Task prompt
In your copy, repeat the records exactly and leave out the pictures.

----------

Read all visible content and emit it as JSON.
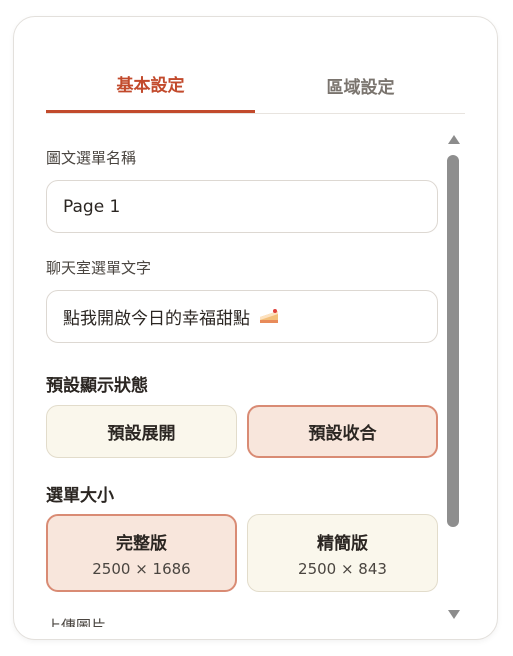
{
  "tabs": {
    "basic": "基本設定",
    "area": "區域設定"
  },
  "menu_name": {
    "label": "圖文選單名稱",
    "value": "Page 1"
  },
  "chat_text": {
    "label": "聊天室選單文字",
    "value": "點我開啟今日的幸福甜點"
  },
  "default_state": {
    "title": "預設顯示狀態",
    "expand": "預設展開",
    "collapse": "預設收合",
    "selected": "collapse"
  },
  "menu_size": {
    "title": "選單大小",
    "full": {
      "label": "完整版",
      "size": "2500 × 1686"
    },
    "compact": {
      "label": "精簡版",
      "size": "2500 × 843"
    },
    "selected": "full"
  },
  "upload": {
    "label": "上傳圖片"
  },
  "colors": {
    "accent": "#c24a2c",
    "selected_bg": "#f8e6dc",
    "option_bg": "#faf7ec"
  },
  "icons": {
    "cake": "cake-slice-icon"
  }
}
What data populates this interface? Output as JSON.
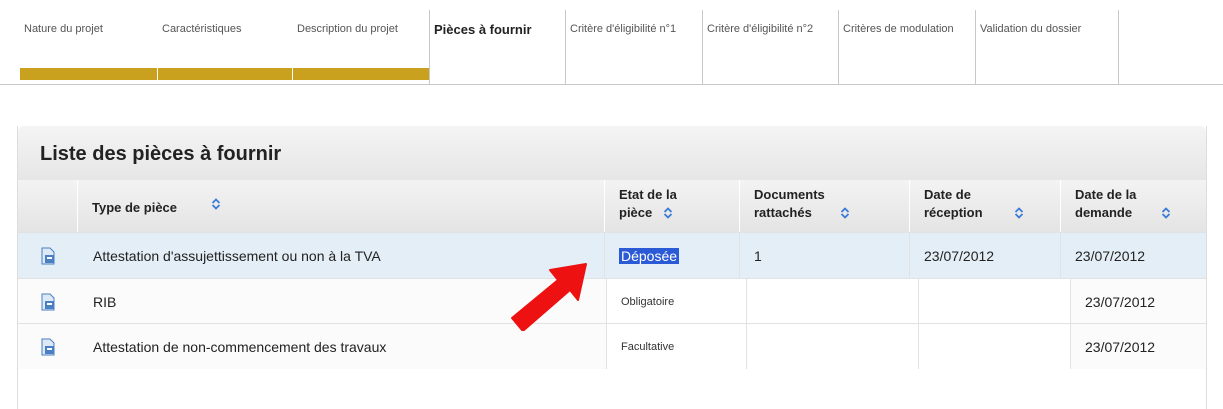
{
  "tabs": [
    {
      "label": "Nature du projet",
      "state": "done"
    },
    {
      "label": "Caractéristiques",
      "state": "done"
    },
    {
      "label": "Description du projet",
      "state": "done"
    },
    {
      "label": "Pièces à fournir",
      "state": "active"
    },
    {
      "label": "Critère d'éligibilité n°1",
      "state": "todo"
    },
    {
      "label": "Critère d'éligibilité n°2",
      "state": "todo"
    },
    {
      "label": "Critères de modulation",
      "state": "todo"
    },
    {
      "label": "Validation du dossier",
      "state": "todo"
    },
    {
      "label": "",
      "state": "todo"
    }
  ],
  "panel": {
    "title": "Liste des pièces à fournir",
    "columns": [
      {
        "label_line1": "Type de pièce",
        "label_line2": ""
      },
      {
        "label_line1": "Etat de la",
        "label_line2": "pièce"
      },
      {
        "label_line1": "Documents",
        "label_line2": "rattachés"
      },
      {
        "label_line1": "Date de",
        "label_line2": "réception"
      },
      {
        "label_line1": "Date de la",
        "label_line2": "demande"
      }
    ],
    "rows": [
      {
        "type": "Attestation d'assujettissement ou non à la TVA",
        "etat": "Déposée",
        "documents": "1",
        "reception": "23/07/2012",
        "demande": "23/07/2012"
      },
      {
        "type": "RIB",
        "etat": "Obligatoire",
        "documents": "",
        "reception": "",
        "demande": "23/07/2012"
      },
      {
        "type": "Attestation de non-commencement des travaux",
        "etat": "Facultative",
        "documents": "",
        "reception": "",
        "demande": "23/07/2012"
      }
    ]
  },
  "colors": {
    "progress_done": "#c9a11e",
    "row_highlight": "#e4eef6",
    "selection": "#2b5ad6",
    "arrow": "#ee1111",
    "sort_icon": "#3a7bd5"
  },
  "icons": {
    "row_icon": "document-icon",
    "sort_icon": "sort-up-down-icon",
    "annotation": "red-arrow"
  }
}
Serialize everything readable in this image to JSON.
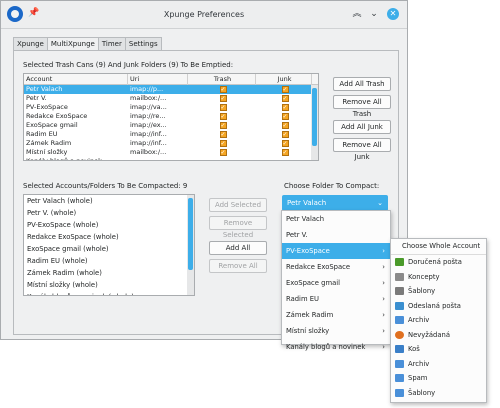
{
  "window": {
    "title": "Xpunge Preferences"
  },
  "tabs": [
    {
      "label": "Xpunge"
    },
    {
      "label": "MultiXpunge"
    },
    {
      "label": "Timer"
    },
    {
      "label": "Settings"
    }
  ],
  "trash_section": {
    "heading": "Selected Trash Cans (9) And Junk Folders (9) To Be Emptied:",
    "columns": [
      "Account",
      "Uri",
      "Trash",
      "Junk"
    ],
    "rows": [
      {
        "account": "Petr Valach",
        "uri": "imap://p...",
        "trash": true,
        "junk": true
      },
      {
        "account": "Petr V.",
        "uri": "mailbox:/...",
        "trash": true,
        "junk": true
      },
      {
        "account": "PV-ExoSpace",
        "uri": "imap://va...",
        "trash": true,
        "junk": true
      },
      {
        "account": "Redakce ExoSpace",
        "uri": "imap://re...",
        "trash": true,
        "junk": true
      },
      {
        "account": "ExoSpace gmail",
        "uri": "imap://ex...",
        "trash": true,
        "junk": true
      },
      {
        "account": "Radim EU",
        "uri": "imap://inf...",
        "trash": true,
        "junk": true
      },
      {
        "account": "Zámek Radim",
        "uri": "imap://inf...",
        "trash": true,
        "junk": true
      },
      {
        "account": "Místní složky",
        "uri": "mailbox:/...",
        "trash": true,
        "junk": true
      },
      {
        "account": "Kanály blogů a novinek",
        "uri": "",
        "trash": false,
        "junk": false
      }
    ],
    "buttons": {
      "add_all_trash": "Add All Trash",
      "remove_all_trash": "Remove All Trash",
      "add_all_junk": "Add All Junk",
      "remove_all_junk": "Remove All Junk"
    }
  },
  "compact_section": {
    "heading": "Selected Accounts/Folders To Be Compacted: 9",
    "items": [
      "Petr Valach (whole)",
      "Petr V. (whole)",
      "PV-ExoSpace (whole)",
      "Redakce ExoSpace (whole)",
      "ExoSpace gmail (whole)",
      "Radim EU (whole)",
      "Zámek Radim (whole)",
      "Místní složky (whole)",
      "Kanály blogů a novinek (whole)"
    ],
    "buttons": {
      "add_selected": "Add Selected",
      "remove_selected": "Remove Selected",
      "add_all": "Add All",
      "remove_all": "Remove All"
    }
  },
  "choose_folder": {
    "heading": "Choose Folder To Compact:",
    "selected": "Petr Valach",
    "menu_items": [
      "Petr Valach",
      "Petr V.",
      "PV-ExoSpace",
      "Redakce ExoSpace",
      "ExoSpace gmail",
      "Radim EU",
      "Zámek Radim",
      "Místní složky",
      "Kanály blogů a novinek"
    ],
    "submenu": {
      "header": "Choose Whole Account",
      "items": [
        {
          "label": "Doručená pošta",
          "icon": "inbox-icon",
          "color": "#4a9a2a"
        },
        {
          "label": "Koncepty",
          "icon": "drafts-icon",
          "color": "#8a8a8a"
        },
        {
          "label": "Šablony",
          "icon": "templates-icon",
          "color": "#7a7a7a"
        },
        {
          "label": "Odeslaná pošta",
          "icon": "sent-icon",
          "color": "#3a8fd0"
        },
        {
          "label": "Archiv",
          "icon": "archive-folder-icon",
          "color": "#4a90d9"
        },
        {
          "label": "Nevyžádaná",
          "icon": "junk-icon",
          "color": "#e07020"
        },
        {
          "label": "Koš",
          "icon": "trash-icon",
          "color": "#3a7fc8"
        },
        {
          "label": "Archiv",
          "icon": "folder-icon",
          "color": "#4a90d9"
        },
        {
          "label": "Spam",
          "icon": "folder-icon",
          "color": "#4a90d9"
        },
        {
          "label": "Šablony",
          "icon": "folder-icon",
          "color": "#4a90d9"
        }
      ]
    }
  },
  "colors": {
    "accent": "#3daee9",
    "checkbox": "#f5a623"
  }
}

----------

Answer below
Read all visible content and emit it as JSON.
{
  "tabs": {
    "basic": "基本設定",
    "area": "區域設定"
  },
  "menu_name": {
    "label": "圖文選單名稱",
    "value": "Page 1"
  },
  "chat_text": {
    "label": "聊天室選單文字",
    "value": "點我開啟今日的幸福甜點"
  },
  "default_state": {
    "title": "預設顯示狀態",
    "expand": "預設展開",
    "collapse": "預設收合",
    "selected": "collapse"
  },
  "menu_size": {
    "title": "選單大小",
    "full": {
      "label": "完整版",
      "size": "2500 × 1686"
    },
    "compact": {
      "label": "精簡版",
      "size": "2500 × 843"
    },
    "selected": "full"
  },
  "upload": {
    "label": "上傳圖片"
  },
  "colors": {
    "accent": "#c24a2c",
    "selected_bg": "#f8e6dc",
    "option_bg": "#faf7ec"
  },
  "icons": {
    "cake": "cake-slice-icon"
  }
}
What data populates this interface? Output as JSON.
{
  "tabs": [
    {
      "label": "Nature du projet",
      "state": "done"
    },
    {
      "label": "Caractéristiques",
      "state": "done"
    },
    {
      "label": "Description du projet",
      "state": "done"
    },
    {
      "label": "Pièces à fournir",
      "state": "active"
    },
    {
      "label": "Critère d'éligibilité n°1",
      "state": "todo"
    },
    {
      "label": "Critère d'éligibilité n°2",
      "state": "todo"
    },
    {
      "label": "Critères de modulation",
      "state": "todo"
    },
    {
      "label": "Validation du dossier",
      "state": "todo"
    },
    {
      "label": "",
      "state": "todo"
    }
  ],
  "panel": {
    "title": "Liste des pièces à fournir",
    "columns": [
      {
        "label_line1": "Type de pièce",
        "label_line2": ""
      },
      {
        "label_line1": "Etat de la",
        "label_line2": "pièce"
      },
      {
        "label_line1": "Documents",
        "label_line2": "rattachés"
      },
      {
        "label_line1": "Date de",
        "label_line2": "réception"
      },
      {
        "label_line1": "Date de la",
        "label_line2": "demande"
      }
    ],
    "rows": [
      {
        "type": "Attestation d'assujettissement ou non à la TVA",
        "etat": "Déposée",
        "documents": "1",
        "reception": "23/07/2012",
        "demande": "23/07/2012"
      },
      {
        "type": "RIB",
        "etat": "Obligatoire",
        "documents": "",
        "reception": "",
        "demande": "23/07/2012"
      },
      {
        "type": "Attestation de non-commencement des travaux",
        "etat": "Facultative",
        "documents": "",
        "reception": "",
        "demande": "23/07/2012"
      }
    ]
  },
  "colors": {
    "progress_done": "#c9a11e",
    "row_highlight": "#e4eef6",
    "selection": "#2b5ad6",
    "arrow": "#ee1111",
    "sort_icon": "#3a7bd5"
  },
  "icons": {
    "row_icon": "document-icon",
    "sort_icon": "sort-up-down-icon",
    "annotation": "red-arrow"
  }
}
Serialize everything readable in this image to JSON.
{
  "window": {
    "title": "Xpunge Preferences"
  },
  "tabs": [
    {
      "label": "Xpunge"
    },
    {
      "label": "MultiXpunge"
    },
    {
      "label": "Timer"
    },
    {
      "label": "Settings"
    }
  ],
  "trash_section": {
    "heading": "Selected Trash Cans (9) And Junk Folders (9) To Be Emptied:",
    "columns": [
      "Account",
      "Uri",
      "Trash",
      "Junk"
    ],
    "rows": [
      {
        "account": "Petr Valach",
        "uri": "imap://p...",
        "trash": true,
        "junk": true
      },
      {
        "account": "Petr V.",
        "uri": "mailbox:/...",
        "trash": true,
        "junk": true
      },
      {
        "account": "PV-ExoSpace",
        "uri": "imap://va...",
        "trash": true,
        "junk": true
      },
      {
        "account": "Redakce ExoSpace",
        "uri": "imap://re...",
        "trash": true,
        "junk": true
      },
      {
        "account": "ExoSpace gmail",
        "uri": "imap://ex...",
        "trash": true,
        "junk": true
      },
      {
        "account": "Radim EU",
        "uri": "imap://inf...",
        "trash": true,
        "junk": true
      },
      {
        "account": "Zámek Radim",
        "uri": "imap://inf...",
        "trash": true,
        "junk": true
      },
      {
        "account": "Místní složky",
        "uri": "mailbox:/...",
        "trash": true,
        "junk": true
      },
      {
        "account": "Kanály blogů a novinek",
        "uri": "",
        "trash": false,
        "junk": false
      }
    ],
    "buttons": {
      "add_all_trash": "Add All Trash",
      "remove_all_trash": "Remove All Trash",
      "add_all_junk": "Add All Junk",
      "remove_all_junk": "Remove All Junk"
    }
  },
  "compact_section": {
    "heading": "Selected Accounts/Folders To Be Compacted: 9",
    "items": [
      "Petr Valach (whole)",
      "Petr V. (whole)",
      "PV-ExoSpace (whole)",
      "Redakce ExoSpace (whole)",
      "ExoSpace gmail (whole)",
      "Radim EU (whole)",
      "Zámek Radim (whole)",
      "Místní složky (whole)",
      "Kanály blogů a novinek (whole)"
    ],
    "buttons": {
      "add_selected": "Add Selected",
      "remove_selected": "Remove Selected",
      "add_all": "Add All",
      "remove_all": "Remove All"
    }
  },
  "choose_folder": {
    "heading": "Choose Folder To Compact:",
    "selected": "Petr Valach",
    "menu_items": [
      "Petr Valach",
      "Petr V.",
      "PV-ExoSpace",
      "Redakce ExoSpace",
      "ExoSpace gmail",
      "Radim EU",
      "Zámek Radim",
      "Místní složky",
      "Kanály blogů a novinek"
    ],
    "submenu": {
      "header": "Choose Whole Account",
      "items": [
        {
          "label": "Doručená pošta",
          "icon": "inbox-icon",
          "color": "#4a9a2a"
        },
        {
          "label": "Koncepty",
          "icon": "drafts-icon",
          "color": "#8a8a8a"
        },
        {
          "label": "Šablony",
          "icon": "templates-icon",
          "color": "#7a7a7a"
        },
        {
          "label": "Odeslaná pošta",
          "icon": "sent-icon",
          "color": "#3a8fd0"
        },
        {
          "label": "Archiv",
          "icon": "archive-folder-icon",
          "color": "#4a90d9"
        },
        {
          "label": "Nevyžádaná",
          "icon": "junk-icon",
          "color": "#e07020"
        },
        {
          "label": "Koš",
          "icon": "trash-icon",
          "color": "#3a7fc8"
        },
        {
          "label": "Archiv",
          "icon": "folder-icon",
          "color": "#4a90d9"
        },
        {
          "label": "Spam",
          "icon": "folder-icon",
          "color": "#4a90d9"
        },
        {
          "label": "Šablony",
          "icon": "folder-icon",
          "color": "#4a90d9"
        }
      ]
    }
  },
  "colors": {
    "accent": "#3daee9",
    "checkbox": "#f5a623"
  }
}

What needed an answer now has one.